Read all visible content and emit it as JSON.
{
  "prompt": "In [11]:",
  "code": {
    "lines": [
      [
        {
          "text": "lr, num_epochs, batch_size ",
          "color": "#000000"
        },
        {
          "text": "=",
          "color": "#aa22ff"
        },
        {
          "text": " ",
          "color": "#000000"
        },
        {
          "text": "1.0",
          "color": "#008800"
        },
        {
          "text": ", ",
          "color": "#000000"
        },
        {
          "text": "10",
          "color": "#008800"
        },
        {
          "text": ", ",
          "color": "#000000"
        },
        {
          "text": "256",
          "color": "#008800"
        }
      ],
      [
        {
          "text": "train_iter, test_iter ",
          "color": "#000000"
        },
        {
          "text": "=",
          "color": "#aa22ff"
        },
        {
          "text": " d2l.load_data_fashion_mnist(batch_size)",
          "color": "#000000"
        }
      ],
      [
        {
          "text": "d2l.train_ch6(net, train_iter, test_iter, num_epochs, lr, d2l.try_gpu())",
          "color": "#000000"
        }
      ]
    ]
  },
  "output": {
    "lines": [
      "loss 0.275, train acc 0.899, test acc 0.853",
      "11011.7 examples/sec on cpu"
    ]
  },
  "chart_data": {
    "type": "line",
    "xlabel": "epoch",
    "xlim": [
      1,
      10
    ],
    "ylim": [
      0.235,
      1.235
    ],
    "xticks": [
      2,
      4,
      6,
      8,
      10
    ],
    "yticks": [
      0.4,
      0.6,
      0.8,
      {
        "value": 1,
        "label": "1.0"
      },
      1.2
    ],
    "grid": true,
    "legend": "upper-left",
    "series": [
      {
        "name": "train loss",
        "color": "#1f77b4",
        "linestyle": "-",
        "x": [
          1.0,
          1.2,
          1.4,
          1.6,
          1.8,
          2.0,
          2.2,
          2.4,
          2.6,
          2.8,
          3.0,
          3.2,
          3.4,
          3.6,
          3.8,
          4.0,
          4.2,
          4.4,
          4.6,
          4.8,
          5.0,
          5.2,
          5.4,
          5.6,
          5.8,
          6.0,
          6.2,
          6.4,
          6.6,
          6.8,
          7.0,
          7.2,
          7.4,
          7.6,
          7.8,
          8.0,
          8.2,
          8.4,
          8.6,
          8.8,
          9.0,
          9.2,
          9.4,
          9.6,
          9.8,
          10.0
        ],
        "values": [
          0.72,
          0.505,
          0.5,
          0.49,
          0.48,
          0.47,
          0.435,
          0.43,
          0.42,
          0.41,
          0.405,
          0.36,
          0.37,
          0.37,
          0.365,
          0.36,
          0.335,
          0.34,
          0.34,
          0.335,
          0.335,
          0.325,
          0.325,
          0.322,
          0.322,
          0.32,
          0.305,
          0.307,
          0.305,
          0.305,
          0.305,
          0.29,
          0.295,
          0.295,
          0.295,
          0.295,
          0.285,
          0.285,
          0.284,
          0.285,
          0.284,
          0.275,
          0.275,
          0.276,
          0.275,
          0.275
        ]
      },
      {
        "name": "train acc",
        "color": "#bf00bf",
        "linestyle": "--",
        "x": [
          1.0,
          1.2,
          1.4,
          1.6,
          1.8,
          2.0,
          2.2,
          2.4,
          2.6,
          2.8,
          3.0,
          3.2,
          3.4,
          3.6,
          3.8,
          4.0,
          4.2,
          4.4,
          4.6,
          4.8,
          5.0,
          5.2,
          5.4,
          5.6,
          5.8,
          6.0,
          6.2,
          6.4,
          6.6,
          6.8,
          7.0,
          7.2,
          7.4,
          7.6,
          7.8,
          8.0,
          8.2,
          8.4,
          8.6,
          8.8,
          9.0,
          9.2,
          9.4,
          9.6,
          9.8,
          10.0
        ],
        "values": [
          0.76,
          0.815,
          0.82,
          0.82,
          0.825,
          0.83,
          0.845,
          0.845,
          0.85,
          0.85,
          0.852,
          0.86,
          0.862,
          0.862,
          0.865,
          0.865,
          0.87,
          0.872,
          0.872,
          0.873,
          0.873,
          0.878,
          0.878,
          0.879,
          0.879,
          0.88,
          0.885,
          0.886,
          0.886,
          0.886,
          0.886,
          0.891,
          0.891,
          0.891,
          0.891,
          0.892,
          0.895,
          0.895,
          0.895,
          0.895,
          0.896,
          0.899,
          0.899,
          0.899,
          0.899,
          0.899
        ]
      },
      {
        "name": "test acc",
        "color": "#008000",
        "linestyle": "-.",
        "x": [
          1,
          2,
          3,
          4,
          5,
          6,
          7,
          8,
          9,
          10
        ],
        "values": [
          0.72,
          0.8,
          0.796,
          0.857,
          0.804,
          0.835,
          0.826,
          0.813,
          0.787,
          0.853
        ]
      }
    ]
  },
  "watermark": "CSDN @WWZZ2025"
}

··········

» Written problem: In the entries above, find every line with the word "name" and list it.

» Task response:
        "name": "train loss",
        "name": "train acc",
        "name": "test acc",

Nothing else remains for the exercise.